## WHAT TO WORK ON
Rewrite all of the lines below with every "Point" changed to "Marker" and everything else left as it is.

Dataset excerpt
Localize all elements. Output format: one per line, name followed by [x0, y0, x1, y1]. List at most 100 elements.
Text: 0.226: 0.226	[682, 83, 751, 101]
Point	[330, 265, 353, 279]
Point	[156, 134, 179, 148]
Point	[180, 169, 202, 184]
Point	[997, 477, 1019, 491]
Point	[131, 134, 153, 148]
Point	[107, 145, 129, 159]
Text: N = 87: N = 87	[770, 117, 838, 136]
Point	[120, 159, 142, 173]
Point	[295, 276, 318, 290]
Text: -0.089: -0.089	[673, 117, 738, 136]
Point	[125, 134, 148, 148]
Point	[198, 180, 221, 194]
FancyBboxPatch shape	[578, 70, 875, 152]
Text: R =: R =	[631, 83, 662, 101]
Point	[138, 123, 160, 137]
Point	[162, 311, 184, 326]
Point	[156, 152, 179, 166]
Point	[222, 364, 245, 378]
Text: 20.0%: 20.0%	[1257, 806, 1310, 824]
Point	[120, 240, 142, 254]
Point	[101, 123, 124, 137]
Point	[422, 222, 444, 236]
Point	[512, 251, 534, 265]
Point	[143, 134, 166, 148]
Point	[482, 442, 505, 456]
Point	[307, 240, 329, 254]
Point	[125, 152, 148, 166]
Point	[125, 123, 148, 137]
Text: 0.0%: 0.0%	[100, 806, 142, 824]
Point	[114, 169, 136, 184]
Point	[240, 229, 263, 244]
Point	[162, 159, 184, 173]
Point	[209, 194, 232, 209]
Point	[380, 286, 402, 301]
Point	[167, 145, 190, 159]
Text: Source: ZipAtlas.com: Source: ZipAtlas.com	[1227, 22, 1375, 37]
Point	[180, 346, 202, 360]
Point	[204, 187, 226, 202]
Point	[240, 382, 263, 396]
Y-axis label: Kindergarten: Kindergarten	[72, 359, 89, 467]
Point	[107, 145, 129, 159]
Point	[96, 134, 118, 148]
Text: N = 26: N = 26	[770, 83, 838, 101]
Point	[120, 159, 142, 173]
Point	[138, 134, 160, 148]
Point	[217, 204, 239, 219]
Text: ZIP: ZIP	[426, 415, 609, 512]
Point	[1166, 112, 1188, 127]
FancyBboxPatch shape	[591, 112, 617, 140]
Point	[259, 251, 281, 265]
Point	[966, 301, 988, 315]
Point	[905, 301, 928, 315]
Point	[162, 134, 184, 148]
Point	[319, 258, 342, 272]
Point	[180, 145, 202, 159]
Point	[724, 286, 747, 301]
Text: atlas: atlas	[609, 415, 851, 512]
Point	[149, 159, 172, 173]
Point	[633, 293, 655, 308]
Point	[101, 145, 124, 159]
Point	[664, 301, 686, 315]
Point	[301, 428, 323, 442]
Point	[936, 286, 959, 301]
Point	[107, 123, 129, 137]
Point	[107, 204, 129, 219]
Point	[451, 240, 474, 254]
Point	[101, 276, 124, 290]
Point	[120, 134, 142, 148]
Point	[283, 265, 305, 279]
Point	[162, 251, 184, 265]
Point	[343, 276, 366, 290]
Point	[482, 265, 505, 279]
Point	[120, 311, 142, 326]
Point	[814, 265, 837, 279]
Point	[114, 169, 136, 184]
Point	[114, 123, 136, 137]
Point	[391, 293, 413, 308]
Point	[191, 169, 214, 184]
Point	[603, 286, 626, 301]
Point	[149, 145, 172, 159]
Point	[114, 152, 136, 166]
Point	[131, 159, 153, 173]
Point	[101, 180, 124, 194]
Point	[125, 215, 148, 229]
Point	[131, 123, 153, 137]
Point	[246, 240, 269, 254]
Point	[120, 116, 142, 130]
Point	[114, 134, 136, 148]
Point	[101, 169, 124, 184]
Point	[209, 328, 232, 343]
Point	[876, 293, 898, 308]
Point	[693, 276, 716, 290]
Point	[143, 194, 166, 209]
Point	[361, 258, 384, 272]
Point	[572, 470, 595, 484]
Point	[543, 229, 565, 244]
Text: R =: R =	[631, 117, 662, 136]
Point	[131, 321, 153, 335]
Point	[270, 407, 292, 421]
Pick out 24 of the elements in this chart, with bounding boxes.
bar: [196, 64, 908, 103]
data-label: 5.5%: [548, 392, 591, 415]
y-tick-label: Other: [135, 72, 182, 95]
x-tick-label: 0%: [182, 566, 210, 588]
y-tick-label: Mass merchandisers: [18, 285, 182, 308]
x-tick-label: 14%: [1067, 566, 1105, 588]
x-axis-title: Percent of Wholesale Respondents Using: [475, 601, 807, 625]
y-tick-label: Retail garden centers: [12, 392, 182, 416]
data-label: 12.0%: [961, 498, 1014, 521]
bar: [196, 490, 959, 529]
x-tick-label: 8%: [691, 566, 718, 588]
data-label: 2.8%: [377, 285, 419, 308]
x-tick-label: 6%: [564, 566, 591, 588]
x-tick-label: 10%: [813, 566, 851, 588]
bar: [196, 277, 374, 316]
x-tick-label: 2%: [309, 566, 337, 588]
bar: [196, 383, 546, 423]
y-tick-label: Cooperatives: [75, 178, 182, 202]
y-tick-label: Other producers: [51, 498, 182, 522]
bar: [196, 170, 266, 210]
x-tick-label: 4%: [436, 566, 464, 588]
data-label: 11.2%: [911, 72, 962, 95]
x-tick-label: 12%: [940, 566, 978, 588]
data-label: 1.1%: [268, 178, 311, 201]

## SOLUTION FOR THIS EXERCISE
Localize all elements. Output format: one per line, name followed by [x0, y0, x1, y1]. List at most 100 elements.
Text: 0.226: 0.226	[682, 83, 751, 101]
Marker	[330, 265, 353, 279]
Marker	[156, 134, 179, 148]
Marker	[180, 169, 202, 184]
Marker	[997, 477, 1019, 491]
Marker	[131, 134, 153, 148]
Marker	[107, 145, 129, 159]
Text: N = 87: N = 87	[770, 117, 838, 136]
Marker	[120, 159, 142, 173]
Marker	[295, 276, 318, 290]
Text: -0.089: -0.089	[673, 117, 738, 136]
Marker	[125, 134, 148, 148]
Marker	[198, 180, 221, 194]
FancyBboxPatch shape	[578, 70, 875, 152]
Text: R =: R =	[631, 83, 662, 101]
Marker	[138, 123, 160, 137]
Marker	[162, 311, 184, 326]
Marker	[156, 152, 179, 166]
Marker	[222, 364, 245, 378]
Text: 20.0%: 20.0%	[1257, 806, 1310, 824]
Marker	[120, 240, 142, 254]
Marker	[101, 123, 124, 137]
Marker	[422, 222, 444, 236]
Marker	[512, 251, 534, 265]
Marker	[143, 134, 166, 148]
Marker	[482, 442, 505, 456]
Marker	[307, 240, 329, 254]
Marker	[125, 152, 148, 166]
Marker	[125, 123, 148, 137]
Text: 0.0%: 0.0%	[100, 806, 142, 824]
Marker	[114, 169, 136, 184]
Marker	[240, 229, 263, 244]
Marker	[162, 159, 184, 173]
Marker	[209, 194, 232, 209]
Marker	[380, 286, 402, 301]
Marker	[167, 145, 190, 159]
Text: Source: ZipAtlas.com: Source: ZipAtlas.com	[1227, 22, 1375, 37]
Marker	[180, 346, 202, 360]
Marker	[204, 187, 226, 202]
Marker	[240, 382, 263, 396]
Y-axis label: Kindergarten: Kindergarten	[72, 359, 89, 467]
Marker	[107, 145, 129, 159]
Marker	[96, 134, 118, 148]
Text: N = 26: N = 26	[770, 83, 838, 101]
Marker	[120, 159, 142, 173]
Marker	[138, 134, 160, 148]
Marker	[217, 204, 239, 219]
Text: ZIP: ZIP	[426, 415, 609, 512]
Marker	[1166, 112, 1188, 127]
FancyBboxPatch shape	[591, 112, 617, 140]
Marker	[259, 251, 281, 265]
Marker	[966, 301, 988, 315]
Marker	[905, 301, 928, 315]
Marker	[162, 134, 184, 148]
Marker	[319, 258, 342, 272]
Marker	[180, 145, 202, 159]
Marker	[724, 286, 747, 301]
Text: atlas: atlas	[609, 415, 851, 512]
Marker	[149, 159, 172, 173]
Marker	[633, 293, 655, 308]
Marker	[101, 145, 124, 159]
Marker	[664, 301, 686, 315]
Marker	[301, 428, 323, 442]
Marker	[936, 286, 959, 301]
Marker	[107, 123, 129, 137]
Marker	[107, 204, 129, 219]
Marker	[451, 240, 474, 254]
Marker	[101, 276, 124, 290]
Marker	[120, 134, 142, 148]
Marker	[283, 265, 305, 279]
Marker	[162, 251, 184, 265]
Marker	[343, 276, 366, 290]
Marker	[482, 265, 505, 279]
Marker	[120, 311, 142, 326]
Marker	[814, 265, 837, 279]
Marker	[114, 169, 136, 184]
Marker	[114, 123, 136, 137]
Marker	[391, 293, 413, 308]
Marker	[191, 169, 214, 184]
Marker	[603, 286, 626, 301]
Marker	[149, 145, 172, 159]
Marker	[114, 152, 136, 166]
Marker	[131, 159, 153, 173]
Marker	[101, 180, 124, 194]
Marker	[125, 215, 148, 229]
Marker	[131, 123, 153, 137]
Marker	[246, 240, 269, 254]
Marker	[120, 116, 142, 130]
Marker	[114, 134, 136, 148]
Marker	[101, 169, 124, 184]
Marker	[209, 328, 232, 343]
Marker	[876, 293, 898, 308]
Marker	[693, 276, 716, 290]
Marker	[143, 194, 166, 209]
Marker	[361, 258, 384, 272]
Marker	[572, 470, 595, 484]
Marker	[543, 229, 565, 244]
Text: R =: R =	[631, 117, 662, 136]
Marker	[131, 321, 153, 335]
Marker	[270, 407, 292, 421]
Pick out 24 of the elements in this chart, with bounding boxes.
bar: [196, 64, 908, 103]
data-label: 5.5%: [548, 392, 591, 415]
y-tick-label: Other: [135, 72, 182, 95]
x-tick-label: 0%: [182, 566, 210, 588]
y-tick-label: Mass merchandisers: [18, 285, 182, 308]
x-tick-label: 14%: [1067, 566, 1105, 588]
x-axis-title: Percent of Wholesale Respondents Using: [475, 601, 807, 625]
y-tick-label: Retail garden centers: [12, 392, 182, 416]
data-label: 12.0%: [961, 498, 1014, 521]
bar: [196, 490, 959, 529]
x-tick-label: 8%: [691, 566, 718, 588]
data-label: 2.8%: [377, 285, 419, 308]
x-tick-label: 6%: [564, 566, 591, 588]
x-tick-label: 10%: [813, 566, 851, 588]
bar: [196, 277, 374, 316]
x-tick-label: 2%: [309, 566, 337, 588]
bar: [196, 383, 546, 423]
y-tick-label: Cooperatives: [75, 178, 182, 202]
y-tick-label: Other producers: [51, 498, 182, 522]
bar: [196, 170, 266, 210]
x-tick-label: 4%: [436, 566, 464, 588]
data-label: 11.2%: [911, 72, 962, 95]
x-tick-label: 12%: [940, 566, 978, 588]
data-label: 1.1%: [268, 178, 311, 201]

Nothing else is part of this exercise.